RECORDS FOR THE TASK >>

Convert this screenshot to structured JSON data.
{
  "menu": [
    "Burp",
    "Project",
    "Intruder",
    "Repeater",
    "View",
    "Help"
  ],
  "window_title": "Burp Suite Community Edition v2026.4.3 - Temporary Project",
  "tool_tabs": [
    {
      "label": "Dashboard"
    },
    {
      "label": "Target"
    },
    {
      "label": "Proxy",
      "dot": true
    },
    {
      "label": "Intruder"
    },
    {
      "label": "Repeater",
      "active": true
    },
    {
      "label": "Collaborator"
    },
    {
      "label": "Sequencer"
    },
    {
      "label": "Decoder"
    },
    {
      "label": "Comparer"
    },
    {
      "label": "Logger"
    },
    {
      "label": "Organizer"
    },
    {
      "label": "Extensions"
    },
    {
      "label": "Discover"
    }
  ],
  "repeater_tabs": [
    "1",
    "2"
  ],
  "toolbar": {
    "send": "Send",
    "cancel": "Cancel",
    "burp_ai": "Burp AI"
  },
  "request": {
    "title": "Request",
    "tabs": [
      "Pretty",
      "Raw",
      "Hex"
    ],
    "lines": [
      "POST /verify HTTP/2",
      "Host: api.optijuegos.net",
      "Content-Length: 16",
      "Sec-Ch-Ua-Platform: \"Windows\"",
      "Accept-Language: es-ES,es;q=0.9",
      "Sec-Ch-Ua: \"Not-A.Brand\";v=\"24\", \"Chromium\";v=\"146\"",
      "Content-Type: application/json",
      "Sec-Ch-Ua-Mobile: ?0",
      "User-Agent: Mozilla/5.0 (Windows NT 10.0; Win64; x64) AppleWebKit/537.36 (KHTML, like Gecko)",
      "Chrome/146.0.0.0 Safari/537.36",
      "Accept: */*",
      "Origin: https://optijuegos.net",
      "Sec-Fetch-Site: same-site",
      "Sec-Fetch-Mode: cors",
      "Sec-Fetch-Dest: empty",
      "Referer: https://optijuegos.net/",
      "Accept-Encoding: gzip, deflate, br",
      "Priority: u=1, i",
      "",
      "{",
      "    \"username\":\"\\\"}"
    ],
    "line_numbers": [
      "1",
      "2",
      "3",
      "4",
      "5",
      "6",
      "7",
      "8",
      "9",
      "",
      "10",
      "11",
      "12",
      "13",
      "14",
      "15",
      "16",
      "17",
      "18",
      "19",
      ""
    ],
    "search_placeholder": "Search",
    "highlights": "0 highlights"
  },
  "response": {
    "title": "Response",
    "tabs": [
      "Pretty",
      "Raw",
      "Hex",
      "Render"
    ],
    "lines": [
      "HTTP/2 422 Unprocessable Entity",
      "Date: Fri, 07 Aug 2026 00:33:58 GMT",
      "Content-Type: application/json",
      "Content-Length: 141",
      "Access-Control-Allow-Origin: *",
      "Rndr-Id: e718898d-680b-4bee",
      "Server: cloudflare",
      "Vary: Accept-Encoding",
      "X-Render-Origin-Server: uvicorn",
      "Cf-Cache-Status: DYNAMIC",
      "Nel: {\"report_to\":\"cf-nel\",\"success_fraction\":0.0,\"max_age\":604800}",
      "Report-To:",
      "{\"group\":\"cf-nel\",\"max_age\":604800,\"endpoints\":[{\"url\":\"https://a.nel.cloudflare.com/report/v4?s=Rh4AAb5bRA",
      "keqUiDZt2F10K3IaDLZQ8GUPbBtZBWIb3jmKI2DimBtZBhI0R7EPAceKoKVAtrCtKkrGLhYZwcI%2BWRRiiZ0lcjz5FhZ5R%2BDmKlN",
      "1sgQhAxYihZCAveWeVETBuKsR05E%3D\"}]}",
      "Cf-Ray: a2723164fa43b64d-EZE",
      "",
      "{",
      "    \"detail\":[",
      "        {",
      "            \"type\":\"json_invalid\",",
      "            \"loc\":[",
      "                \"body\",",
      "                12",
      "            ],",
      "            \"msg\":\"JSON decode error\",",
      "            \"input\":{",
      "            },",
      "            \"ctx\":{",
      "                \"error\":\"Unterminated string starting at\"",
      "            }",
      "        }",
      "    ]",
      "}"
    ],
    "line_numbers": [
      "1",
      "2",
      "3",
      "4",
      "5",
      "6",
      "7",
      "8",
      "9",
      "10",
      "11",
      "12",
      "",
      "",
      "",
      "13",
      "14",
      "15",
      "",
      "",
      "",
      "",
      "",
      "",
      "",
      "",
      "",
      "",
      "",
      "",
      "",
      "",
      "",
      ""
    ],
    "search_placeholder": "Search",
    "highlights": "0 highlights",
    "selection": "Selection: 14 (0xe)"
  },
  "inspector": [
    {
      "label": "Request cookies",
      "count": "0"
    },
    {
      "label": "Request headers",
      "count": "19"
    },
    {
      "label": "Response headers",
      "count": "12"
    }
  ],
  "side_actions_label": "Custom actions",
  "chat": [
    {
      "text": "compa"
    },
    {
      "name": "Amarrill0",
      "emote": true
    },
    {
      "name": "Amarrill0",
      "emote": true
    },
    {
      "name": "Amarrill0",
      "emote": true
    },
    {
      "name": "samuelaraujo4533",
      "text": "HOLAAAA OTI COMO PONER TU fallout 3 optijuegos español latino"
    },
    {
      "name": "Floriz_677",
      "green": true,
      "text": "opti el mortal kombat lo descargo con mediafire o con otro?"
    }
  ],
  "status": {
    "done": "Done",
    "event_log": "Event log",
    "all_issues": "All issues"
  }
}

WHAT IS EXPECTED >>
Go through the records above and retype each one exactly.

FINAL ANSWER >>
Convert this screenshot to structured JSON data.
{
  "menu": [
    "Burp",
    "Project",
    "Intruder",
    "Repeater",
    "View",
    "Help"
  ],
  "window_title": "Burp Suite Community Edition v2026.4.3 - Temporary Project",
  "tool_tabs": [
    {
      "label": "Dashboard"
    },
    {
      "label": "Target"
    },
    {
      "label": "Proxy",
      "dot": true
    },
    {
      "label": "Intruder"
    },
    {
      "label": "Repeater",
      "active": true
    },
    {
      "label": "Collaborator"
    },
    {
      "label": "Sequencer"
    },
    {
      "label": "Decoder"
    },
    {
      "label": "Comparer"
    },
    {
      "label": "Logger"
    },
    {
      "label": "Organizer"
    },
    {
      "label": "Extensions"
    },
    {
      "label": "Discover"
    }
  ],
  "repeater_tabs": [
    "1",
    "2"
  ],
  "toolbar": {
    "send": "Send",
    "cancel": "Cancel",
    "burp_ai": "Burp AI"
  },
  "request": {
    "title": "Request",
    "tabs": [
      "Pretty",
      "Raw",
      "Hex"
    ],
    "lines": [
      "POST /verify HTTP/2",
      "Host: api.optijuegos.net",
      "Content-Length: 16",
      "Sec-Ch-Ua-Platform: \"Windows\"",
      "Accept-Language: es-ES,es;q=0.9",
      "Sec-Ch-Ua: \"Not-A.Brand\";v=\"24\", \"Chromium\";v=\"146\"",
      "Content-Type: application/json",
      "Sec-Ch-Ua-Mobile: ?0",
      "User-Agent: Mozilla/5.0 (Windows NT 10.0; Win64; x64) AppleWebKit/537.36 (KHTML, like Gecko)",
      "Chrome/146.0.0.0 Safari/537.36",
      "Accept: */*",
      "Origin: https://optijuegos.net",
      "Sec-Fetch-Site: same-site",
      "Sec-Fetch-Mode: cors",
      "Sec-Fetch-Dest: empty",
      "Referer: https://optijuegos.net/",
      "Accept-Encoding: gzip, deflate, br",
      "Priority: u=1, i",
      "",
      "{",
      "    \"username\":\"\\\"}"
    ],
    "line_numbers": [
      "1",
      "2",
      "3",
      "4",
      "5",
      "6",
      "7",
      "8",
      "9",
      "",
      "10",
      "11",
      "12",
      "13",
      "14",
      "15",
      "16",
      "17",
      "18",
      "19",
      ""
    ],
    "search_placeholder": "Search",
    "highlights": "0 highlights"
  },
  "response": {
    "title": "Response",
    "tabs": [
      "Pretty",
      "Raw",
      "Hex",
      "Render"
    ],
    "lines": [
      "HTTP/2 422 Unprocessable Entity",
      "Date: Fri, 07 Aug 2026 00:33:58 GMT",
      "Content-Type: application/json",
      "Content-Length: 141",
      "Access-Control-Allow-Origin: *",
      "Rndr-Id: e718898d-680b-4bee",
      "Server: cloudflare",
      "Vary: Accept-Encoding",
      "X-Render-Origin-Server: uvicorn",
      "Cf-Cache-Status: DYNAMIC",
      "Nel: {\"report_to\":\"cf-nel\",\"success_fraction\":0.0,\"max_age\":604800}",
      "Report-To:",
      "{\"group\":\"cf-nel\",\"max_age\":604800,\"endpoints\":[{\"url\":\"https://a.nel.cloudflare.com/report/v4?s=Rh4AAb5bRA",
      "keqUiDZt2F10K3IaDLZQ8GUPbBtZBWIb3jmKI2DimBtZBhI0R7EPAceKoKVAtrCtKkrGLhYZwcI%2BWRRiiZ0lcjz5FhZ5R%2BDmKlN",
      "1sgQhAxYihZCAveWeVETBuKsR05E%3D\"}]}",
      "Cf-Ray: a2723164fa43b64d-EZE",
      "",
      "{",
      "    \"detail\":[",
      "        {",
      "            \"type\":\"json_invalid\",",
      "            \"loc\":[",
      "                \"body\",",
      "                12",
      "            ],",
      "            \"msg\":\"JSON decode error\",",
      "            \"input\":{",
      "            },",
      "            \"ctx\":{",
      "                \"error\":\"Unterminated string starting at\"",
      "            }",
      "        }",
      "    ]",
      "}"
    ],
    "line_numbers": [
      "1",
      "2",
      "3",
      "4",
      "5",
      "6",
      "7",
      "8",
      "9",
      "10",
      "11",
      "12",
      "",
      "",
      "",
      "13",
      "14",
      "15",
      "",
      "",
      "",
      "",
      "",
      "",
      "",
      "",
      "",
      "",
      "",
      "",
      "",
      "",
      "",
      ""
    ],
    "search_placeholder": "Search",
    "highlights": "0 highlights",
    "selection": "Selection: 14 (0xe)"
  },
  "inspector": [
    {
      "label": "Request cookies",
      "count": "0"
    },
    {
      "label": "Request headers",
      "count": "19"
    },
    {
      "label": "Response headers",
      "count": "12"
    }
  ],
  "side_actions_label": "Custom actions",
  "chat": [
    {
      "text": "compa"
    },
    {
      "name": "Amarrill0",
      "emote": true
    },
    {
      "name": "Amarrill0",
      "emote": true
    },
    {
      "name": "Amarrill0",
      "emote": true
    },
    {
      "name": "samuelaraujo4533",
      "text": "HOLAAAA OTI COMO PONER TU fallout 3 optijuegos español latino"
    },
    {
      "name": "Floriz_677",
      "green": true,
      "text": "opti el mortal kombat lo descargo con mediafire o con otro?"
    }
  ],
  "status": {
    "done": "Done",
    "event_log": "Event log",
    "all_issues": "All issues"
  }
}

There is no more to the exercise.